> [Work to complete]: Transcribe the entries below exactly.
-- Start of Task material --
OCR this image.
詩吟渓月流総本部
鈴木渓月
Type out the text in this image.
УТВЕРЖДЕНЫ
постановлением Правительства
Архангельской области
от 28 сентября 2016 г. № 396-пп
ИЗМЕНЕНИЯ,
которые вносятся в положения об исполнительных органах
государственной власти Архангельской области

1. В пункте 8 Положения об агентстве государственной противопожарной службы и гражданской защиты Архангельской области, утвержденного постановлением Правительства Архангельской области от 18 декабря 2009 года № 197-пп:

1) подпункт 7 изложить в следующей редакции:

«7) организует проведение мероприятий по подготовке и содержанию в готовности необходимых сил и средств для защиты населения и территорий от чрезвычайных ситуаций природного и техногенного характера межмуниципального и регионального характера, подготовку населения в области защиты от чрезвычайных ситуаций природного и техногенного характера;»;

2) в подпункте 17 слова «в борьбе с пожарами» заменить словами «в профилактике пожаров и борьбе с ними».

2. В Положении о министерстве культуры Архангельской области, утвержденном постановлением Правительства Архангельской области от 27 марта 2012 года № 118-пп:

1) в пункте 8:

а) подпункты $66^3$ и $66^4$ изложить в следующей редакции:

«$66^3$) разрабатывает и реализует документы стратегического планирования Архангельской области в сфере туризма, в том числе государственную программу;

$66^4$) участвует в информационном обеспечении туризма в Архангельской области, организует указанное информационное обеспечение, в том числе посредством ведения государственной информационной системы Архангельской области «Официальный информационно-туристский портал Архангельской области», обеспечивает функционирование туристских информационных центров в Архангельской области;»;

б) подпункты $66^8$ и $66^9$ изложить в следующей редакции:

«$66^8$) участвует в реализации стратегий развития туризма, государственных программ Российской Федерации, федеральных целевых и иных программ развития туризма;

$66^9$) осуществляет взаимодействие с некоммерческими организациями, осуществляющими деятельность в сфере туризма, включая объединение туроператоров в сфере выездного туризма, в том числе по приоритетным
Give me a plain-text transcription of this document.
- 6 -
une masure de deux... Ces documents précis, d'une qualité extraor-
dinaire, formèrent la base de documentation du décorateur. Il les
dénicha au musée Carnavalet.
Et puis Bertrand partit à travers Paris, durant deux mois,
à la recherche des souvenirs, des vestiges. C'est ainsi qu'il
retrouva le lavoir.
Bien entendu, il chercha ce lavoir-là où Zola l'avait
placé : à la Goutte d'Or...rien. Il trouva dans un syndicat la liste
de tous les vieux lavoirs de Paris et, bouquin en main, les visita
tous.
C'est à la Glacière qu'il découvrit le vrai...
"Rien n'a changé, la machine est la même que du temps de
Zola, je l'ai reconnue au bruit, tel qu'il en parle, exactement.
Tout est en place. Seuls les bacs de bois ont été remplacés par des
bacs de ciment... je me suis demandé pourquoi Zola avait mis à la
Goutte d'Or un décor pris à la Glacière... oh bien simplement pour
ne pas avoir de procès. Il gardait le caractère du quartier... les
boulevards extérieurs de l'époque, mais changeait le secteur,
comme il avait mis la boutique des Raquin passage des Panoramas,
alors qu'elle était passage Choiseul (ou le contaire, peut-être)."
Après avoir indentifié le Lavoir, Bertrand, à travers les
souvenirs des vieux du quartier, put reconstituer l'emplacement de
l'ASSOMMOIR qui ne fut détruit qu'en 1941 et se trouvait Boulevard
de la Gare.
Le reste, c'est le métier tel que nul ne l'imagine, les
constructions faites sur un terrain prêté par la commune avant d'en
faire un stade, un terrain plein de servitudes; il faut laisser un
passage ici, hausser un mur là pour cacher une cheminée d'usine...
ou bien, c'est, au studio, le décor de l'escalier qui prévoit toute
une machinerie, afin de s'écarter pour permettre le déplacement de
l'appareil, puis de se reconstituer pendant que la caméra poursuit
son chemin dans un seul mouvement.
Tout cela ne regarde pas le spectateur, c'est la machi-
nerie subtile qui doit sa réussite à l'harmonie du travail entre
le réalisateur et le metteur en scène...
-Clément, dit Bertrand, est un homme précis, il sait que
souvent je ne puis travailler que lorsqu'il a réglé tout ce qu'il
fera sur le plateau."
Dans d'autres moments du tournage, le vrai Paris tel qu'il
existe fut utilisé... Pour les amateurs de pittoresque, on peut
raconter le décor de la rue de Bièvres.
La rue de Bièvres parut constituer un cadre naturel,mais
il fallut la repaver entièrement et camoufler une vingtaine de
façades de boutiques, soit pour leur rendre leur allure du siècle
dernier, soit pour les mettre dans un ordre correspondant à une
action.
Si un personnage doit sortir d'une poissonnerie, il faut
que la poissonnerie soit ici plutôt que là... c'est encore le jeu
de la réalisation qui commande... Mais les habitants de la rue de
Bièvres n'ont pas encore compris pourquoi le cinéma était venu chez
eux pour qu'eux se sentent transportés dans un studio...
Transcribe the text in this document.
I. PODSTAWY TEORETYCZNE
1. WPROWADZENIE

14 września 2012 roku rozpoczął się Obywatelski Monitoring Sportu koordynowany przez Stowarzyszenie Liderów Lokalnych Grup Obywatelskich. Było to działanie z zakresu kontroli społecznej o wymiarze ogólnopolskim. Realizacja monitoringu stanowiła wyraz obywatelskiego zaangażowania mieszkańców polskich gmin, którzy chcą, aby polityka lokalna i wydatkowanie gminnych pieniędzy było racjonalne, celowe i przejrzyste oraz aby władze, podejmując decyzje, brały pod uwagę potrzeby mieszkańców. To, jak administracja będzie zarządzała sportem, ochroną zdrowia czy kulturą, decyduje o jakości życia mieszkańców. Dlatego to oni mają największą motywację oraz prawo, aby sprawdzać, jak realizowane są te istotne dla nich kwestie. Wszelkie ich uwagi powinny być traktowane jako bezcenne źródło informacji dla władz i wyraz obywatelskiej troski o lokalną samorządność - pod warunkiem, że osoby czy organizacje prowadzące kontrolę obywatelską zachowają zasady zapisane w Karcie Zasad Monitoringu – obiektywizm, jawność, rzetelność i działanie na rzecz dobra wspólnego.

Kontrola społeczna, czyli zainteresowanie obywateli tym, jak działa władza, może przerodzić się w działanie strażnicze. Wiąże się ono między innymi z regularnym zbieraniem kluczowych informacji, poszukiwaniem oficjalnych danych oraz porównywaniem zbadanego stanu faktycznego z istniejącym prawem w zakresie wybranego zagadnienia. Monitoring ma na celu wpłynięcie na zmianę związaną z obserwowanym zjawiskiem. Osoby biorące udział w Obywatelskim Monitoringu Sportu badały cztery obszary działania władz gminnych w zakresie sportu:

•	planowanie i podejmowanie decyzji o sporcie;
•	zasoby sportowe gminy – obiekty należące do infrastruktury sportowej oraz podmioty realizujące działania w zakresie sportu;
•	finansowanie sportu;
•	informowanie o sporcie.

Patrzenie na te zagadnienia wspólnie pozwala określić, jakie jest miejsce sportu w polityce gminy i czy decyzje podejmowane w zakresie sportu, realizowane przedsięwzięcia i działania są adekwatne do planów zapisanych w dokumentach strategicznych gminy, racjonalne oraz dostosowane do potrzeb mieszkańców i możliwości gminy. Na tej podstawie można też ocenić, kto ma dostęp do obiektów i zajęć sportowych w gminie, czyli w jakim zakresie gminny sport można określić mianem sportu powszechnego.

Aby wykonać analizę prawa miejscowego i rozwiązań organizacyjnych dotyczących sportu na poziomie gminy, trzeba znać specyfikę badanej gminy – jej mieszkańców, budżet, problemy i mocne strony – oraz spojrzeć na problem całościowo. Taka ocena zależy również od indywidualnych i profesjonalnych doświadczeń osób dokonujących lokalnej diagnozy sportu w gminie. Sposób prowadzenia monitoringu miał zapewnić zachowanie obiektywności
-- End of Task material --
> [Task solution]:
OCR this image.
詩吟渓月流総本部
鈴木渓月
Type out the text in this image.
УТВЕРЖДЕНЫ
постановлением Правительства
Архангельской области
от 28 сентября 2016 г. № 396-пп
ИЗМЕНЕНИЯ,
которые вносятся в положения об исполнительных органах
государственной власти Архангельской области

1. В пункте 8 Положения об агентстве государственной противопожарной службы и гражданской защиты Архангельской области, утвержденного постановлением Правительства Архангельской области от 18 декабря 2009 года № 197-пп:

1) подпункт 7 изложить в следующей редакции:

«7) организует проведение мероприятий по подготовке и содержанию в готовности необходимых сил и средств для защиты населения и территорий от чрезвычайных ситуаций природного и техногенного характера межмуниципального и регионального характера, подготовку населения в области защиты от чрезвычайных ситуаций природного и техногенного характера;»;

2) в подпункте 17 слова «в борьбе с пожарами» заменить словами «в профилактике пожаров и борьбе с ними».

2. В Положении о министерстве культуры Архангельской области, утвержденном постановлением Правительства Архангельской области от 27 марта 2012 года № 118-пп:

1) в пункте 8:

а) подпункты $66^3$ и $66^4$ изложить в следующей редакции:

«$66^3$) разрабатывает и реализует документы стратегического планирования Архангельской области в сфере туризма, в том числе государственную программу;

$66^4$) участвует в информационном обеспечении туризма в Архангельской области, организует указанное информационное обеспечение, в том числе посредством ведения государственной информационной системы Архангельской области «Официальный информационно-туристский портал Архангельской области», обеспечивает функционирование туристских информационных центров в Архангельской области;»;

б) подпункты $66^8$ и $66^9$ изложить в следующей редакции:

«$66^8$) участвует в реализации стратегий развития туризма, государственных программ Российской Федерации, федеральных целевых и иных программ развития туризма;

$66^9$) осуществляет взаимодействие с некоммерческими организациями, осуществляющими деятельность в сфере туризма, включая объединение туроператоров в сфере выездного туризма, в том числе по приоритетным
Give me a plain-text transcription of this document.
- 6 -
une masure de deux... Ces documents précis, d'une qualité extraor-
dinaire, formèrent la base de documentation du décorateur. Il les
dénicha au musée Carnavalet.
Et puis Bertrand partit à travers Paris, durant deux mois,
à la recherche des souvenirs, des vestiges. C'est ainsi qu'il
retrouva le lavoir.
Bien entendu, il chercha ce lavoir-là où Zola l'avait
placé : à la Goutte d'Or...rien. Il trouva dans un syndicat la liste
de tous les vieux lavoirs de Paris et, bouquin en main, les visita
tous.
C'est à la Glacière qu'il découvrit le vrai...
"Rien n'a changé, la machine est la même que du temps de
Zola, je l'ai reconnue au bruit, tel qu'il en parle, exactement.
Tout est en place. Seuls les bacs de bois ont été remplacés par des
bacs de ciment... je me suis demandé pourquoi Zola avait mis à la
Goutte d'Or un décor pris à la Glacière... oh bien simplement pour
ne pas avoir de procès. Il gardait le caractère du quartier... les
boulevards extérieurs de l'époque, mais changeait le secteur,
comme il avait mis la boutique des Raquin passage des Panoramas,
alors qu'elle était passage Choiseul (ou le contaire, peut-être)."
Après avoir indentifié le Lavoir, Bertrand, à travers les
souvenirs des vieux du quartier, put reconstituer l'emplacement de
l'ASSOMMOIR qui ne fut détruit qu'en 1941 et se trouvait Boulevard
de la Gare.
Le reste, c'est le métier tel que nul ne l'imagine, les
constructions faites sur un terrain prêté par la commune avant d'en
faire un stade, un terrain plein de servitudes; il faut laisser un
passage ici, hausser un mur là pour cacher une cheminée d'usine...
ou bien, c'est, au studio, le décor de l'escalier qui prévoit toute
une machinerie, afin de s'écarter pour permettre le déplacement de
l'appareil, puis de se reconstituer pendant que la caméra poursuit
son chemin dans un seul mouvement.
Tout cela ne regarde pas le spectateur, c'est la machi-
nerie subtile qui doit sa réussite à l'harmonie du travail entre
le réalisateur et le metteur en scène...
-Clément, dit Bertrand, est un homme précis, il sait que
souvent je ne puis travailler que lorsqu'il a réglé tout ce qu'il
fera sur le plateau."
Dans d'autres moments du tournage, le vrai Paris tel qu'il
existe fut utilisé... Pour les amateurs de pittoresque, on peut
raconter le décor de la rue de Bièvres.
La rue de Bièvres parut constituer un cadre naturel,mais
il fallut la repaver entièrement et camoufler une vingtaine de
façades de boutiques, soit pour leur rendre leur allure du siècle
dernier, soit pour les mettre dans un ordre correspondant à une
action.
Si un personnage doit sortir d'une poissonnerie, il faut
que la poissonnerie soit ici plutôt que là... c'est encore le jeu
de la réalisation qui commande... Mais les habitants de la rue de
Bièvres n'ont pas encore compris pourquoi le cinéma était venu chez
eux pour qu'eux se sentent transportés dans un studio...
Transcribe the text in this document.
I. PODSTAWY TEORETYCZNE
1. WPROWADZENIE

14 września 2012 roku rozpoczął się Obywatelski Monitoring Sportu koordynowany przez Stowarzyszenie Liderów Lokalnych Grup Obywatelskich. Było to działanie z zakresu kontroli społecznej o wymiarze ogólnopolskim. Realizacja monitoringu stanowiła wyraz obywatelskiego zaangażowania mieszkańców polskich gmin, którzy chcą, aby polityka lokalna i wydatkowanie gminnych pieniędzy było racjonalne, celowe i przejrzyste oraz aby władze, podejmując decyzje, brały pod uwagę potrzeby mieszkańców. To, jak administracja będzie zarządzała sportem, ochroną zdrowia czy kulturą, decyduje o jakości życia mieszkańców. Dlatego to oni mają największą motywację oraz prawo, aby sprawdzać, jak realizowane są te istotne dla nich kwestie. Wszelkie ich uwagi powinny być traktowane jako bezcenne źródło informacji dla władz i wyraz obywatelskiej troski o lokalną samorządność - pod warunkiem, że osoby czy organizacje prowadzące kontrolę obywatelską zachowają zasady zapisane w Karcie Zasad Monitoringu – obiektywizm, jawność, rzetelność i działanie na rzecz dobra wspólnego.

Kontrola społeczna, czyli zainteresowanie obywateli tym, jak działa władza, może przerodzić się w działanie strażnicze. Wiąże się ono między innymi z regularnym zbieraniem kluczowych informacji, poszukiwaniem oficjalnych danych oraz porównywaniem zbadanego stanu faktycznego z istniejącym prawem w zakresie wybranego zagadnienia. Monitoring ma na celu wpłynięcie na zmianę związaną z obserwowanym zjawiskiem. Osoby biorące udział w Obywatelskim Monitoringu Sportu badały cztery obszary działania władz gminnych w zakresie sportu:

•	planowanie i podejmowanie decyzji o sporcie;
•	zasoby sportowe gminy – obiekty należące do infrastruktury sportowej oraz podmioty realizujące działania w zakresie sportu;
•	finansowanie sportu;
•	informowanie o sporcie.

Patrzenie na te zagadnienia wspólnie pozwala określić, jakie jest miejsce sportu w polityce gminy i czy decyzje podejmowane w zakresie sportu, realizowane przedsięwzięcia i działania są adekwatne do planów zapisanych w dokumentach strategicznych gminy, racjonalne oraz dostosowane do potrzeb mieszkańców i możliwości gminy. Na tej podstawie można też ocenić, kto ma dostęp do obiektów i zajęć sportowych w gminie, czyli w jakim zakresie gminny sport można określić mianem sportu powszechnego.

Aby wykonać analizę prawa miejscowego i rozwiązań organizacyjnych dotyczących sportu na poziomie gminy, trzeba znać specyfikę badanej gminy – jej mieszkańców, budżet, problemy i mocne strony – oraz spojrzeć na problem całościowo. Taka ocena zależy również od indywidualnych i profesjonalnych doświadczeń osób dokonujących lokalnej diagnozy sportu w gminie. Sposób prowadzenia monitoringu miał zapewnić zachowanie obiektywności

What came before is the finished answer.